For each line that holds "impianti", copy the line out.

Records for processing:
□ □ □

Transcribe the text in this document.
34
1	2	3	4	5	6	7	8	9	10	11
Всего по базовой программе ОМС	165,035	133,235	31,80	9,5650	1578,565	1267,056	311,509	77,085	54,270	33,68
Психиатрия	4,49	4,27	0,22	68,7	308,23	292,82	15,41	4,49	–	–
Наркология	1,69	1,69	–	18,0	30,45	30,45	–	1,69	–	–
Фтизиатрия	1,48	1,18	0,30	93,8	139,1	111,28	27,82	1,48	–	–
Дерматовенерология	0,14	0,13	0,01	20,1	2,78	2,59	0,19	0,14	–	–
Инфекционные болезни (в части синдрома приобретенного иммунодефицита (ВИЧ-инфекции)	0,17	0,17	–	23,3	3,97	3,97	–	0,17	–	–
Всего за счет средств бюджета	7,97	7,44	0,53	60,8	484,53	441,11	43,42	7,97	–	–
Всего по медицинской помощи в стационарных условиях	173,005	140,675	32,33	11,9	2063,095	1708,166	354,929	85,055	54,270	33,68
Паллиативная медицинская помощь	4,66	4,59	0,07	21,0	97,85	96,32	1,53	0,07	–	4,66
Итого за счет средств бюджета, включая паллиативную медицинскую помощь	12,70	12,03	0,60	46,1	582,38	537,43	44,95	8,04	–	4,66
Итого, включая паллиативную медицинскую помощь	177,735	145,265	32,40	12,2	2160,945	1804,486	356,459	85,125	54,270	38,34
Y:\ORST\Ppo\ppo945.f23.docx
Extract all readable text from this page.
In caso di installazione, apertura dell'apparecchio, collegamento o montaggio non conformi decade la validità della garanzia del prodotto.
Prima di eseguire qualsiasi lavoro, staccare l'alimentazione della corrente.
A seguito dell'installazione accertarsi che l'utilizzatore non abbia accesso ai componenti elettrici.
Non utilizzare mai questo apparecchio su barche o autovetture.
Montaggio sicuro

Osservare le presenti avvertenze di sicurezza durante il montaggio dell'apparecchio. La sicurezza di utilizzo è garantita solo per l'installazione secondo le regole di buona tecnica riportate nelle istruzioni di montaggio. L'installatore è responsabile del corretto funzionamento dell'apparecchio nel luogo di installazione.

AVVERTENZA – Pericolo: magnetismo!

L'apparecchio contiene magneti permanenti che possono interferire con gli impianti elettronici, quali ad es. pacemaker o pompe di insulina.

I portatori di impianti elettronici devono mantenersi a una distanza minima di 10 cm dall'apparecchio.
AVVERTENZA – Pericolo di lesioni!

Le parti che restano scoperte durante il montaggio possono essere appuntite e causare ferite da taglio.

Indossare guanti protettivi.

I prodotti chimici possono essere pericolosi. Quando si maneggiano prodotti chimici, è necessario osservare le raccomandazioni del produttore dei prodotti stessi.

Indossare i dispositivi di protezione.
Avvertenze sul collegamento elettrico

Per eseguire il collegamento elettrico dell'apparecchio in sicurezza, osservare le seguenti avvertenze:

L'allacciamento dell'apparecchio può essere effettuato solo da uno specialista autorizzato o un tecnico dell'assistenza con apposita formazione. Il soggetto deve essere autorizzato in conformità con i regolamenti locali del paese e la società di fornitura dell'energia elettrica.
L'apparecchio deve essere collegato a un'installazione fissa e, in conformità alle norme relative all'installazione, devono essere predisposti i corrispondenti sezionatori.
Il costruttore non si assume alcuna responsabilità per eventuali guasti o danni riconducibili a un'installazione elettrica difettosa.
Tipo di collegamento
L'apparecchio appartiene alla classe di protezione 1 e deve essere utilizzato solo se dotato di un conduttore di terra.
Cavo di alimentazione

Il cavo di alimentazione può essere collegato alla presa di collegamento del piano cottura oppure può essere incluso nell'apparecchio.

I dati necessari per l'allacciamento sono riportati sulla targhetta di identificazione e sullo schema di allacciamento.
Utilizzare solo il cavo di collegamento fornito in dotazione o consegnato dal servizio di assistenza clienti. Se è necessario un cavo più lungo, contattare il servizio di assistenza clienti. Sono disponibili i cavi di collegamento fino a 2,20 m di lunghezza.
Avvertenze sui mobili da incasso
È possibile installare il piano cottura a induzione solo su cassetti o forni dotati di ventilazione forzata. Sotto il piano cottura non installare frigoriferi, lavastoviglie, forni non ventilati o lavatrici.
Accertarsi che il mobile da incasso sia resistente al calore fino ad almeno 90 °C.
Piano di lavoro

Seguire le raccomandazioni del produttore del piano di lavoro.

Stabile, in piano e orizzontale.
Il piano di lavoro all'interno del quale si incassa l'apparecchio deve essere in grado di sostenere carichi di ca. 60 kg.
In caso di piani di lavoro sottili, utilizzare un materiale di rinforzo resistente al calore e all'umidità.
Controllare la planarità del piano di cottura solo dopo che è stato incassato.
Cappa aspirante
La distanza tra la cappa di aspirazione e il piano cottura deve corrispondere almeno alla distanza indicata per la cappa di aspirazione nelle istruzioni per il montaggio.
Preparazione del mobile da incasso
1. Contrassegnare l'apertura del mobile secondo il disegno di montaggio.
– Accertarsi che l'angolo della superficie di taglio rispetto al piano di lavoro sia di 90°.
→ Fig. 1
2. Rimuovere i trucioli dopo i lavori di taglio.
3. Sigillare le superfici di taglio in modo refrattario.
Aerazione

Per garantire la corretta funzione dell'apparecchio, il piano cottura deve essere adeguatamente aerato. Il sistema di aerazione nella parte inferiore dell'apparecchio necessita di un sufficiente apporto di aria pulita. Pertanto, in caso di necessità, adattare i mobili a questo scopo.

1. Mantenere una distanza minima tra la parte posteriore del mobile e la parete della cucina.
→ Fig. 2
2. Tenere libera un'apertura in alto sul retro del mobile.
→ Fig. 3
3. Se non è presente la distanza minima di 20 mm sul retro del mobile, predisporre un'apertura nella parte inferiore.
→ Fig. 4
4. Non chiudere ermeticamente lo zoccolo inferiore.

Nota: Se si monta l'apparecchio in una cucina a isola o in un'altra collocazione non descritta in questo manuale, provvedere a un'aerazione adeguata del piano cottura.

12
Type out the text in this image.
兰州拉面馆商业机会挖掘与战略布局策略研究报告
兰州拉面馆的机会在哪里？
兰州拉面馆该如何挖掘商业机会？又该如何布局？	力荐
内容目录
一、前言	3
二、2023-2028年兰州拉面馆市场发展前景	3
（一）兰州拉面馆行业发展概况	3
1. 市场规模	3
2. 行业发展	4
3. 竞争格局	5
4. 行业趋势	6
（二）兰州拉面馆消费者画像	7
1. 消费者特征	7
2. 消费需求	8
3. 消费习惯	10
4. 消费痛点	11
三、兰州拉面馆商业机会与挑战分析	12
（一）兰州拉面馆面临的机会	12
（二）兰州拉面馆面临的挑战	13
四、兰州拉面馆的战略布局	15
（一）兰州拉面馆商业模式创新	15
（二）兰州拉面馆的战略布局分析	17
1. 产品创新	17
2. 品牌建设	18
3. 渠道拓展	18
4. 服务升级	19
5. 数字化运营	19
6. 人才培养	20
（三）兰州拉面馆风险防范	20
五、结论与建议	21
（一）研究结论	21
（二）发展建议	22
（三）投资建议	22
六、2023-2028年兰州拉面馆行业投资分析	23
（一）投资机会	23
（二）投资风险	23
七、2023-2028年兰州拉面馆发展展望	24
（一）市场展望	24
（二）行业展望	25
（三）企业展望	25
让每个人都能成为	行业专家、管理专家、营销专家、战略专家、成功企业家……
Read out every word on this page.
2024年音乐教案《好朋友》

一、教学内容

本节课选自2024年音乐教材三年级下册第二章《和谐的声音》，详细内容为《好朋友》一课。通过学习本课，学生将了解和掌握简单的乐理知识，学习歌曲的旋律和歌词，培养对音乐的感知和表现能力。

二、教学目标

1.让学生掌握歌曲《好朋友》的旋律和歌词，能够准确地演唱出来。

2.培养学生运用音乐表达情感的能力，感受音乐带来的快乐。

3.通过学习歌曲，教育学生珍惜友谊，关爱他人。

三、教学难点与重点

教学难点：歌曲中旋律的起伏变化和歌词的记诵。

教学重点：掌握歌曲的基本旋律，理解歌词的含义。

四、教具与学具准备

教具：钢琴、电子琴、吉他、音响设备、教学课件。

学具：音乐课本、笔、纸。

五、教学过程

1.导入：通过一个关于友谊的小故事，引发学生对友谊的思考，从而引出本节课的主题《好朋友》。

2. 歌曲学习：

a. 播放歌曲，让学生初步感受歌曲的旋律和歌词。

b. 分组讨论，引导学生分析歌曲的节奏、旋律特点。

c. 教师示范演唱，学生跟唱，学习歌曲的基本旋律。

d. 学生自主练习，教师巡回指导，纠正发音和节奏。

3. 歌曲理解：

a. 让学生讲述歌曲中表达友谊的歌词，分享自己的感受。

□ □ □

Completed task:
L'apparecchio contiene magneti permanenti che possono interferire con gli impianti elettronici, quali ad es. pacemaker o pompe di insulina.
I portatori di impianti elettronici devono mantenersi a una distanza minima di 10 cm dall'apparecchio.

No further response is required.